OBJECTIVE: Extract the final stretch of the data: the line that contains "Convert this document image to plain text." and every line after it, unaltered, and no other lines.

PROVIDED DATA:
_ _ _ _ _

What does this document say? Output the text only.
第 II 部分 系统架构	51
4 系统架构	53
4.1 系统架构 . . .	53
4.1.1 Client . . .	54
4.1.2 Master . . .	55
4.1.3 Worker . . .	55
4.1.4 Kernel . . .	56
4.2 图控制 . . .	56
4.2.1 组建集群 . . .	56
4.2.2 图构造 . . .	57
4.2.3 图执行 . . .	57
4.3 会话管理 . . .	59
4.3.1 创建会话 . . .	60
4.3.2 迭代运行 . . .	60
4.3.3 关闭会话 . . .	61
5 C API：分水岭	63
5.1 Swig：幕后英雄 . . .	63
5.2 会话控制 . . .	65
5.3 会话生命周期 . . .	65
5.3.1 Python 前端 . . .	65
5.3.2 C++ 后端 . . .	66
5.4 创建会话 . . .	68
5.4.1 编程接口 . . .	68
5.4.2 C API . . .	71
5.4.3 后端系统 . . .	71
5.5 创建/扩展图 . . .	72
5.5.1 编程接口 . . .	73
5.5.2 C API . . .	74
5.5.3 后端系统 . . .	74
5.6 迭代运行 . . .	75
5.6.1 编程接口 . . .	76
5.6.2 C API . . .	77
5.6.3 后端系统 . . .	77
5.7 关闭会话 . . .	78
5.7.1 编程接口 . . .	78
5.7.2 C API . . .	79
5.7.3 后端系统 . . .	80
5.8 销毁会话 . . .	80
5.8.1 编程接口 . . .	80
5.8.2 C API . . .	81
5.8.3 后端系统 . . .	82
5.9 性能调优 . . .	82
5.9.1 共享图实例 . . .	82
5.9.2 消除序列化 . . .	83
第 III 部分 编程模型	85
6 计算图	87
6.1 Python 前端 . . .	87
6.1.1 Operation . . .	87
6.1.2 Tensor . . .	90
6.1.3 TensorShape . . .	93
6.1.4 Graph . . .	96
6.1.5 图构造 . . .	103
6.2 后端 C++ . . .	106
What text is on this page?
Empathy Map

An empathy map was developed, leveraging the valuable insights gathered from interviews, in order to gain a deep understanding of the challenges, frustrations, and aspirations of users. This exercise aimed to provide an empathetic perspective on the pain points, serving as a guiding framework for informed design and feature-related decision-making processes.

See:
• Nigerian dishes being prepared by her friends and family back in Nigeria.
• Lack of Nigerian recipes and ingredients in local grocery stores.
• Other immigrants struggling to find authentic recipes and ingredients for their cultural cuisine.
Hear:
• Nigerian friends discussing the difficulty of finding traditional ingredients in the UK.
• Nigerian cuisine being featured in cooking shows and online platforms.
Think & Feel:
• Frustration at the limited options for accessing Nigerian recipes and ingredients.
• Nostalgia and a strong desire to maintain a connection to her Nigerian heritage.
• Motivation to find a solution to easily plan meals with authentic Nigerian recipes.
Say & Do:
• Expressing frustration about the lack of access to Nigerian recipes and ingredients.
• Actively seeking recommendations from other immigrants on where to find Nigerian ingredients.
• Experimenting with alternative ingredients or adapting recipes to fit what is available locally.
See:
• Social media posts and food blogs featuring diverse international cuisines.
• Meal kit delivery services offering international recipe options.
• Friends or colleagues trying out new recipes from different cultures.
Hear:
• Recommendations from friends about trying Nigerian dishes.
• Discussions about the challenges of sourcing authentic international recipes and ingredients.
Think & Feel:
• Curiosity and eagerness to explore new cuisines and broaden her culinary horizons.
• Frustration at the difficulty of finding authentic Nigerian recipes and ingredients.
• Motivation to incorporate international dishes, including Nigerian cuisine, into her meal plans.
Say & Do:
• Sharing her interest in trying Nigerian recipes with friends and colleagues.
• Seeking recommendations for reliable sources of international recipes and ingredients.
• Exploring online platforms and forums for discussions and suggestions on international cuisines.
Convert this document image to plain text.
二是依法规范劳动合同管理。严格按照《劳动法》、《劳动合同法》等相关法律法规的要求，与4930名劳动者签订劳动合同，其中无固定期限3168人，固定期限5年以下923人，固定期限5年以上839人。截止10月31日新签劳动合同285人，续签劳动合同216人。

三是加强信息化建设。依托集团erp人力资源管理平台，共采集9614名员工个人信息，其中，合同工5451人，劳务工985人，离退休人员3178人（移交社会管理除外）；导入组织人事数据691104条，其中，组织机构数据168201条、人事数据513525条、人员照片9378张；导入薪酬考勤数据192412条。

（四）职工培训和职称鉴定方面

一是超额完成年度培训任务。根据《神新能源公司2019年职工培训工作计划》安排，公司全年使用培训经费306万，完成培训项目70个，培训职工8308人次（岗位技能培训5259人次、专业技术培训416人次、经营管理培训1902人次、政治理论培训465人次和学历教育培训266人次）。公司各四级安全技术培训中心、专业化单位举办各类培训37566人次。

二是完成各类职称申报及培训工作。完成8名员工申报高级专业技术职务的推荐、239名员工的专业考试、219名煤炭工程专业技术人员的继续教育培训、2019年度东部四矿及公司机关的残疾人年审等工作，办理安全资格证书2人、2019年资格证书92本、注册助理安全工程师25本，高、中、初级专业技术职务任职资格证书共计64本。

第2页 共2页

_ _ _ _ _

COMPLETE OUTPUT:
Convert this document image to plain text.
二是依法规范劳动合同管理。严格按照《劳动法》、《劳动合同法》等相关法律法规的要求，与4930名劳动者签订劳动合同，其中无固定期限3168人，固定期限5年以下923人，固定期限5年以上839人。截止10月31日新签劳动合同285人，续签劳动合同216人。

三是加强信息化建设。依托集团erp人力资源管理平台，共采集9614名员工个人信息，其中，合同工5451人，劳务工985人，离退休人员3178人（移交社会管理除外）；导入组织人事数据691104条，其中，组织机构数据168201条、人事数据513525条、人员照片9378张；导入薪酬考勤数据192412条。

（四）职工培训和职称鉴定方面

一是超额完成年度培训任务。根据《神新能源公司2019年职工培训工作计划》安排，公司全年使用培训经费306万，完成培训项目70个，培训职工8308人次（岗位技能培训5259人次、专业技术培训416人次、经营管理培训1902人次、政治理论培训465人次和学历教育培训266人次）。公司各四级安全技术培训中心、专业化单位举办各类培训37566人次。

二是完成各类职称申报及培训工作。完成8名员工申报高级专业技术职务的推荐、239名员工的专业考试、219名煤炭工程专业技术人员的继续教育培训、2019年度东部四矿及公司机关的残疾人年审等工作，办理安全资格证书2人、2019年资格证书92本、注册助理安全工程师25本，高、中、初级专业技术职务任职资格证书共计64本。

第2页 共2页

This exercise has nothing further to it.